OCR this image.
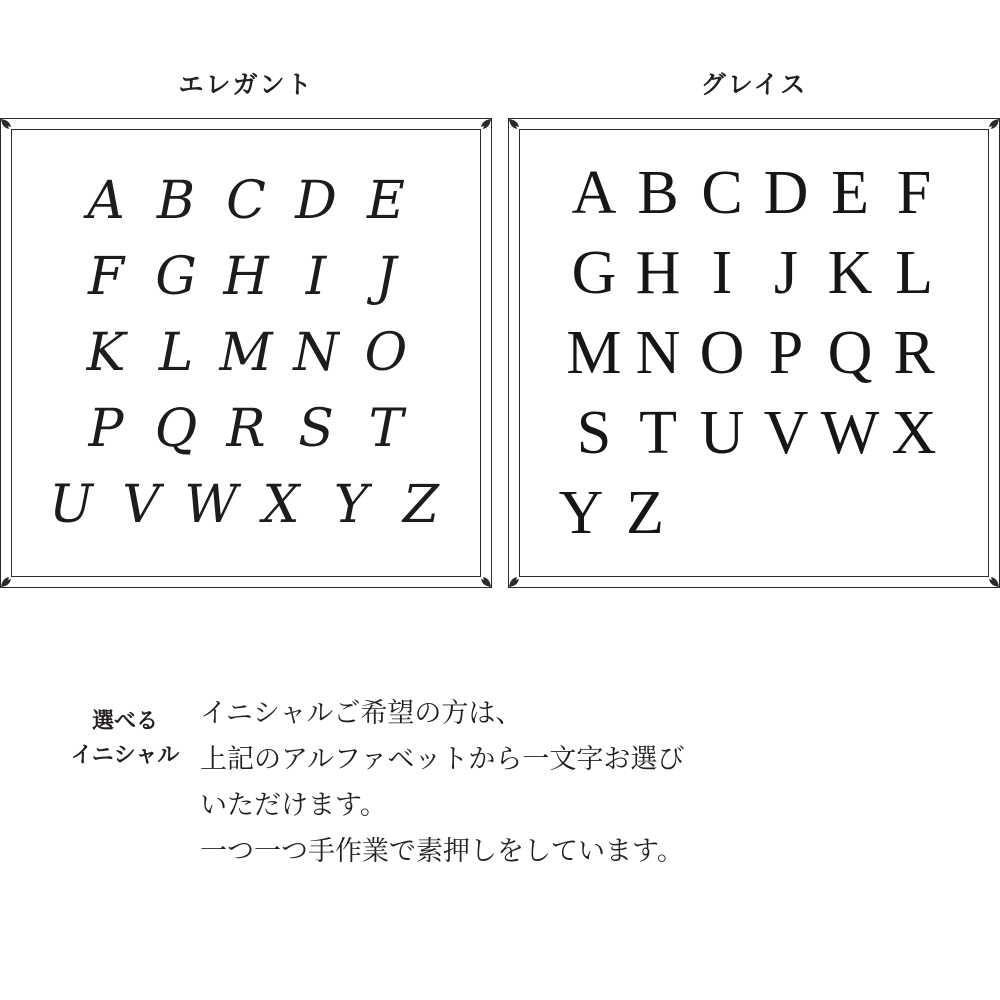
エレガント
A B C D E
F G H I J
K L M N O
P Q R S T
U V W X Y Z
グレイス
A B C D E F
G H I J K L
M N O P Q R
S T U V W X
Y Z
選べる
イニシャル

イニシャルご希望の方は、

上記のアルファベットから一文字お選び

いただけます。

一つ一つ手作業で素押しをしています。
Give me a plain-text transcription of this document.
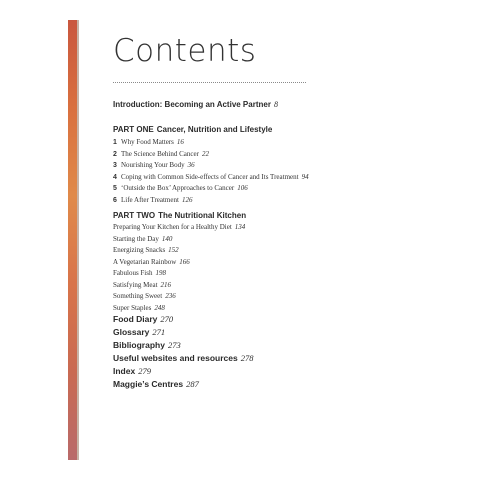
Contents
Introduction: Becoming an Active Partner 8
PART ONE Cancer, Nutrition and Lifestyle
1 Why Food Matters 16
2 The Science Behind Cancer 22
3 Nourishing Your Body 36
4 Coping with Common Side-effects of Cancer and Its Treatment 94
5 ‘Outside the Box’ Approaches to Cancer 106
6 Life After Treatment 126
PART TWO The Nutritional Kitchen
Preparing Your Kitchen for a Healthy Diet 134
Starting the Day 140
Energizing Snacks 152
A Vegetarian Rainbow 166
Fabulous Fish 198
Satisfying Meat 216
Something Sweet 236
Super Staples 248
Food Diary 270
Glossary 271
Bibliography 273
Useful websites and resources 278
Index 279
Maggie’s Centres 287
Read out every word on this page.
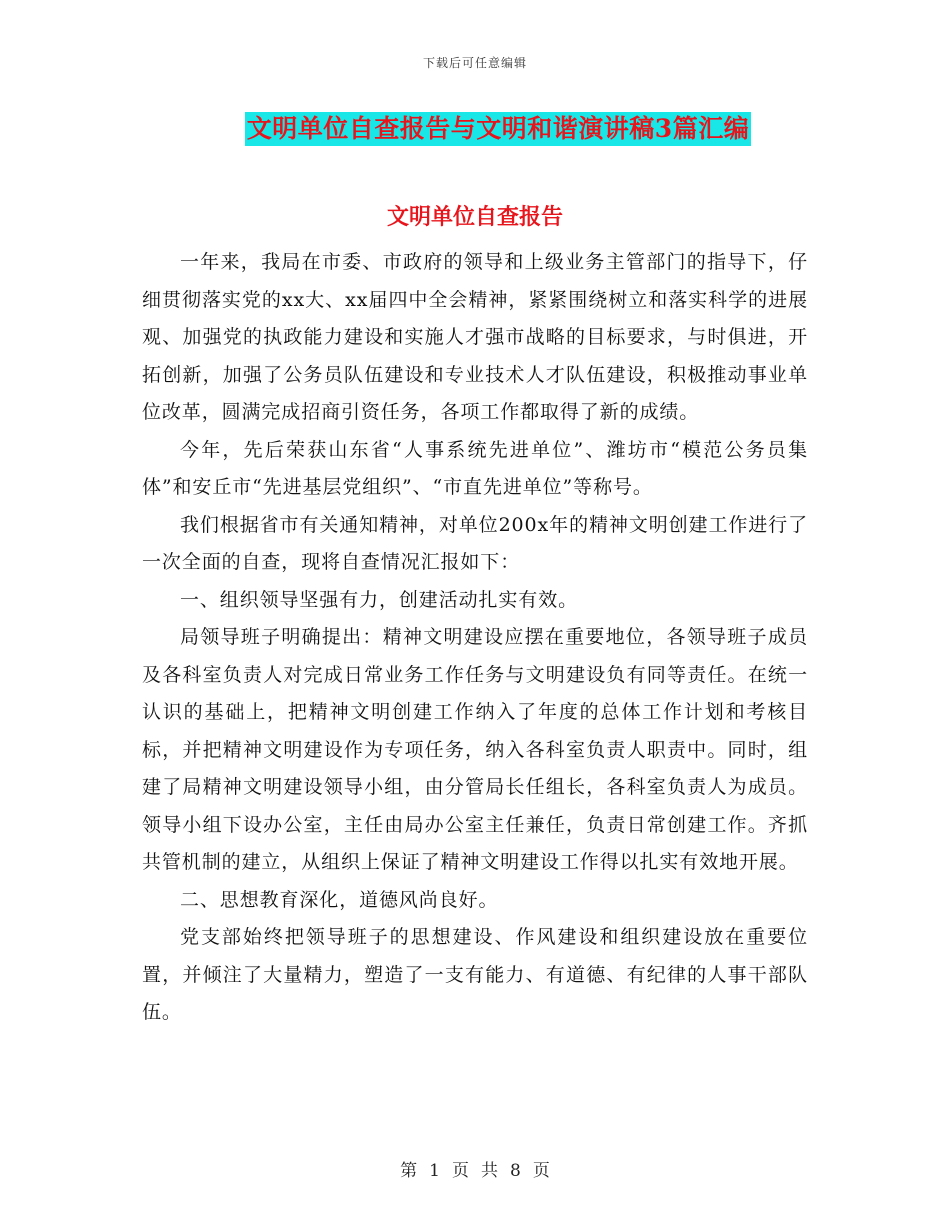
下载后可任意编辑
文明单位自查报告与文明和谐演讲稿3篇汇编
文明单位自查报告

一年来，我局在市委、市政府的领导和上级业务主管部门的指导下，仔细贯彻落实党的xx大、xx届四中全会精神，紧紧围绕树立和落实科学的进展观、加强党的执政能力建设和实施人才强市战略的目标要求，与时俱进，开拓创新，加强了公务员队伍建设和专业技术人才队伍建设，积极推动事业单位改革，圆满完成招商引资任务，各项工作都取得了新的成绩。

今年，先后荣获山东省“人事系统先进单位”、潍坊市“模范公务员集体”和安丘市“先进基层党组织”、“市直先进单位”等称号。

我们根据省市有关通知精神，对单位200x年的精神文明创建工作进行了一次全面的自查，现将自查情况汇报如下：

一、组织领导坚强有力，创建活动扎实有效。

局领导班子明确提出：精神文明建设应摆在重要地位，各领导班子成员及各科室负责人对完成日常业务工作任务与文明建设负有同等责任。在统一认识的基础上，把精神文明创建工作纳入了年度的总体工作计划和考核目标，并把精神文明建设作为专项任务，纳入各科室负责人职责中。同时，组建了局精神文明建设领导小组，由分管局长任组长，各科室负责人为成员。领导小组下设办公室，主任由局办公室主任兼任，负责日常创建工作。齐抓共管机制的建立，从组织上保证了精神文明建设工作得以扎实有效地开展。

二、思想教育深化，道德风尚良好。

党支部始终把领导班子的思想建设、作风建设和组织建设放在重要位置，并倾注了大量精力，塑造了一支有能力、有道德、有纪律的人事干部队伍。

第 1 页 共 8 页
══════════════════════════════
What is being asked →
Give the number of lines in the entries that include the string "Cancer", and nothing more.

Result →
4